Problem details.
Give the data below again, word for word.

Part of a data file.

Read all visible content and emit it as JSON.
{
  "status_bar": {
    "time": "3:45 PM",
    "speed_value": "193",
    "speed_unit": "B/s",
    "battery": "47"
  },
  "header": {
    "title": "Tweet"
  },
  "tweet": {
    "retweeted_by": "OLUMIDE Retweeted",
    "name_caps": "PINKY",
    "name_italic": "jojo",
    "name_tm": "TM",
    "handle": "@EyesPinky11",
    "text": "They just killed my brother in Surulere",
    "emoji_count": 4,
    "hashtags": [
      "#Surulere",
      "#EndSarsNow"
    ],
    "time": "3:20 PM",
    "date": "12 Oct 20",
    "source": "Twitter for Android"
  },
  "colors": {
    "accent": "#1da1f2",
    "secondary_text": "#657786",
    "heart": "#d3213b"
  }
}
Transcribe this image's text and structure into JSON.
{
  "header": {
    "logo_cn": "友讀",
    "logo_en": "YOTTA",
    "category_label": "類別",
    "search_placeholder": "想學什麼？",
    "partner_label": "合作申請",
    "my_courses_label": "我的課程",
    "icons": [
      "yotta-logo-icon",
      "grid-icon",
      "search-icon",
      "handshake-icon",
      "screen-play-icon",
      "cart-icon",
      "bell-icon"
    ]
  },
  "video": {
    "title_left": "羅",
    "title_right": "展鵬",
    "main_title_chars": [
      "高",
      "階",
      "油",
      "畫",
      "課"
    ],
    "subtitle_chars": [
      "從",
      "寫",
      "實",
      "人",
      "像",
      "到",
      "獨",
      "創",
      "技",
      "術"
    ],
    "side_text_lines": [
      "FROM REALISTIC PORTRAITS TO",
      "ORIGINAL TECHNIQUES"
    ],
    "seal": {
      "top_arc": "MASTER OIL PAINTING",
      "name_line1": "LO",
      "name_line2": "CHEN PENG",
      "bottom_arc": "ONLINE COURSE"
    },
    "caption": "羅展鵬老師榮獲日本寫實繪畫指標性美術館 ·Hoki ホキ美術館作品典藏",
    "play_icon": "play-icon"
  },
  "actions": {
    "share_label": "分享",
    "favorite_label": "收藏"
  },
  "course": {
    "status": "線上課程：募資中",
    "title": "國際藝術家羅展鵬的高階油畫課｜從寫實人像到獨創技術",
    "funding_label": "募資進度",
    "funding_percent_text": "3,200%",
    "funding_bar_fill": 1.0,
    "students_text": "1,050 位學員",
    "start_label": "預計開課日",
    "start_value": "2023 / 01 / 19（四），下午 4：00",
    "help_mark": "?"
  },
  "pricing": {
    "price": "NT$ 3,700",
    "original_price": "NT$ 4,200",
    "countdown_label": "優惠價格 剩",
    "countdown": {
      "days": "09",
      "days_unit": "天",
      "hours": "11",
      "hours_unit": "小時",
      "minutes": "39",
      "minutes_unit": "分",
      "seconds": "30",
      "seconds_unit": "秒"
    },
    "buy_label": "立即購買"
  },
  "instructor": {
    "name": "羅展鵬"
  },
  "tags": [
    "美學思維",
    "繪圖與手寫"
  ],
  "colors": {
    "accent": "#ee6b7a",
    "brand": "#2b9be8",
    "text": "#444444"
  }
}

Written answer.
Read all visible content and emit it as JSON.
{
  "status_bar": {
    "time": "3:45 PM",
    "speed_value": "193",
    "speed_unit": "B/s",
    "battery": "47"
  },
  "header": {
    "title": "Tweet"
  },
  "tweet": {
    "retweeted_by": "OLUMIDE Retweeted",
    "name_caps": "PINKY",
    "name_italic": "jojo",
    "name_tm": "TM",
    "handle": "@EyesPinky11",
    "text": "They just killed my brother in Surulere",
    "emoji_count": 4,
    "hashtags": [
      "#Surulere",
      "#EndSarsNow"
    ],
    "time": "3:20 PM",
    "date": "12 Oct 20",
    "source": "Twitter for Android"
  },
  "colors": {
    "accent": "#1da1f2",
    "secondary_text": "#657786",
    "heart": "#d3213b"
  }
}
Transcribe this image's text and structure into JSON.
{
  "header": {
    "logo_cn": "友讀",
    "logo_en": "YOTTA",
    "category_label": "類別",
    "search_placeholder": "想學什麼？",
    "partner_label": "合作申請",
    "my_courses_label": "我的課程",
    "icons": [
      "yotta-logo-icon",
      "grid-icon",
      "search-icon",
      "handshake-icon",
      "screen-play-icon",
      "cart-icon",
      "bell-icon"
    ]
  },
  "video": {
    "title_left": "羅",
    "title_right": "展鵬",
    "main_title_chars": [
      "高",
      "階",
      "油",
      "畫",
      "課"
    ],
    "subtitle_chars": [
      "從",
      "寫",
      "實",
      "人",
      "像",
      "到",
      "獨",
      "創",
      "技",
      "術"
    ],
    "side_text_lines": [
      "FROM REALISTIC PORTRAITS TO",
      "ORIGINAL TECHNIQUES"
    ],
    "seal": {
      "top_arc": "MASTER OIL PAINTING",
      "name_line1": "LO",
      "name_line2": "CHEN PENG",
      "bottom_arc": "ONLINE COURSE"
    },
    "caption": "羅展鵬老師榮獲日本寫實繪畫指標性美術館 ·Hoki ホキ美術館作品典藏",
    "play_icon": "play-icon"
  },
  "actions": {
    "share_label": "分享",
    "favorite_label": "收藏"
  },
  "course": {
    "status": "線上課程：募資中",
    "title": "國際藝術家羅展鵬的高階油畫課｜從寫實人像到獨創技術",
    "funding_label": "募資進度",
    "funding_percent_text": "3,200%",
    "funding_bar_fill": 1.0,
    "students_text": "1,050 位學員",
    "start_label": "預計開課日",
    "start_value": "2023 / 01 / 19（四），下午 4：00",
    "help_mark": "?"
  },
  "pricing": {
    "price": "NT$ 3,700",
    "original_price": "NT$ 4,200",
    "countdown_label": "優惠價格 剩",
    "countdown": {
      "days": "09",
      "days_unit": "天",
      "hours": "11",
      "hours_unit": "小時",
      "minutes": "39",
      "minutes_unit": "分",
      "seconds": "30",
      "seconds_unit": "秒"
    },
    "buy_label": "立即購買"
  },
  "instructor": {
    "name": "羅展鵬"
  },
  "tags": [
    "美學思維",
    "繪圖與手寫"
  ],
  "colors": {
    "accent": "#ee6b7a",
    "brand": "#2b9be8",
    "text": "#444444"
  }
}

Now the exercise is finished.